STATED EXERCISE.
Copy every line of the listing exactly.

Stored entries.
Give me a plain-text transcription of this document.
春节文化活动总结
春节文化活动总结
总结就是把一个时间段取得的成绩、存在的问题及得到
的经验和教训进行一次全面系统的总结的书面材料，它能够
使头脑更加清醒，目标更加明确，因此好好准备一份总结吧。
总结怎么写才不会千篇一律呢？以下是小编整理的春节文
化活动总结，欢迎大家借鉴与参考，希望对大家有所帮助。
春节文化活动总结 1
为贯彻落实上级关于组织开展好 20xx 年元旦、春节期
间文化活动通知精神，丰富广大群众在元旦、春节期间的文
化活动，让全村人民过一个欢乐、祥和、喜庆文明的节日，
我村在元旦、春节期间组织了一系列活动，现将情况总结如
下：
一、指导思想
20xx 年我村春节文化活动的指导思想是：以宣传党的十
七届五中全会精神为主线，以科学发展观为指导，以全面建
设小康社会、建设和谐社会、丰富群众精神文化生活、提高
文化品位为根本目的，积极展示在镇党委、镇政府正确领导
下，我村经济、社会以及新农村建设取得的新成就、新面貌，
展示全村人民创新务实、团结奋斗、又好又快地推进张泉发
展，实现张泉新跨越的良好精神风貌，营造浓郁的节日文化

OUTPUT FOR THIS EXERCISE.
Give me a plain-text transcription of this document.
春节文化活动总结
春节文化活动总结
总结就是把一个时间段取得的成绩、存在的问题及得到
的经验和教训进行一次全面系统的总结的书面材料，它能够
使头脑更加清醒，目标更加明确，因此好好准备一份总结吧。
总结怎么写才不会千篇一律呢？以下是小编整理的春节文
化活动总结，欢迎大家借鉴与参考，希望对大家有所帮助。
春节文化活动总结 1
为贯彻落实上级关于组织开展好 20xx 年元旦、春节期
间文化活动通知精神，丰富广大群众在元旦、春节期间的文
化活动，让全村人民过一个欢乐、祥和、喜庆文明的节日，
我村在元旦、春节期间组织了一系列活动，现将情况总结如
下：
一、指导思想
20xx 年我村春节文化活动的指导思想是：以宣传党的十
七届五中全会精神为主线，以科学发展观为指导，以全面建
设小康社会、建设和谐社会、丰富群众精神文化生活、提高
文化品位为根本目的，积极展示在镇党委、镇政府正确领导
下，我村经济、社会以及新农村建设取得的新成就、新面貌，
展示全村人民创新务实、团结奋斗、又好又快地推进张泉发
展，实现张泉新跨越的良好精神风貌，营造浓郁的节日文化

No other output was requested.